■ **WHAT YOU ARE ASKED TO DO**
Rewrite the material with "Bar" renamed to "Column" everywhere it appears, keeping every other line unchanged.

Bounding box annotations
↓↓↓

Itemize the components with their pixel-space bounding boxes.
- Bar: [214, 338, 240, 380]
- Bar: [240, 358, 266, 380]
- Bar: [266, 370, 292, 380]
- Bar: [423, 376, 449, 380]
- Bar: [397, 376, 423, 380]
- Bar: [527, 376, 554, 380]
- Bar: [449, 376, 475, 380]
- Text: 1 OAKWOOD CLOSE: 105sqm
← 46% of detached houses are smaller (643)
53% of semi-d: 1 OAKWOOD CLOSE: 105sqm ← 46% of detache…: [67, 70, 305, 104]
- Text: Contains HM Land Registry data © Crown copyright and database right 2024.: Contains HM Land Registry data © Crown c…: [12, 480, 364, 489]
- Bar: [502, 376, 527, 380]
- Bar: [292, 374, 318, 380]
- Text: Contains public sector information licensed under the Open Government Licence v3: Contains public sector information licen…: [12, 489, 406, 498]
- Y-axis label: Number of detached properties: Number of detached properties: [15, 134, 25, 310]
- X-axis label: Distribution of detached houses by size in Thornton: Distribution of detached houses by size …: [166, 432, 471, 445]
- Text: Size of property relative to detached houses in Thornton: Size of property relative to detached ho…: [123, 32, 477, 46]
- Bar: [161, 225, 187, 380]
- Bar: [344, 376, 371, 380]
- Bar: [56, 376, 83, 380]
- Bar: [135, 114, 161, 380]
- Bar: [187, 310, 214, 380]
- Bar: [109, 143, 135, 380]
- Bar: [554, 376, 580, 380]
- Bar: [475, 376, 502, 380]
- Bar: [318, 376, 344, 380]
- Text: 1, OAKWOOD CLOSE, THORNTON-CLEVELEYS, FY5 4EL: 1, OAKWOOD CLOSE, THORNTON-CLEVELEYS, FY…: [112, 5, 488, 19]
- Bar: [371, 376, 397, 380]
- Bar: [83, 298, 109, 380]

↑↑↑

■ **TASK RESPONSE**
Itemize the components with their pixel-space bounding boxes.
- Column: [214, 338, 240, 380]
- Column: [240, 358, 266, 380]
- Column: [266, 370, 292, 380]
- Column: [423, 376, 449, 380]
- Column: [397, 376, 423, 380]
- Column: [527, 376, 554, 380]
- Column: [449, 376, 475, 380]
- Text: 1 OAKWOOD CLOSE: 105sqm
← 46% of detached houses are smaller (643)
53% of semi-d: 1 OAKWOOD CLOSE: 105sqm ← 46% of detache…: [67, 70, 305, 104]
- Text: Contains HM Land Registry data © Crown copyright and database right 2024.: Contains HM Land Registry data © Crown c…: [12, 480, 364, 489]
- Column: [502, 376, 527, 380]
- Column: [292, 374, 318, 380]
- Text: Contains public sector information licensed under the Open Government Licence v3: Contains public sector information licen…: [12, 489, 406, 498]
- Y-axis label: Number of detached properties: Number of detached properties: [15, 134, 25, 310]
- X-axis label: Distribution of detached houses by size in Thornton: Distribution of detached houses by size …: [166, 432, 471, 445]
- Text: Size of property relative to detached houses in Thornton: Size of property relative to detached ho…: [123, 32, 477, 46]
- Column: [161, 225, 187, 380]
- Column: [344, 376, 371, 380]
- Column: [56, 376, 83, 380]
- Column: [135, 114, 161, 380]
- Column: [187, 310, 214, 380]
- Column: [109, 143, 135, 380]
- Column: [554, 376, 580, 380]
- Column: [475, 376, 502, 380]
- Column: [318, 376, 344, 380]
- Text: 1, OAKWOOD CLOSE, THORNTON-CLEVELEYS, FY5 4EL: 1, OAKWOOD CLOSE, THORNTON-CLEVELEYS, FY…: [112, 5, 488, 19]
- Column: [371, 376, 397, 380]
- Column: [83, 298, 109, 380]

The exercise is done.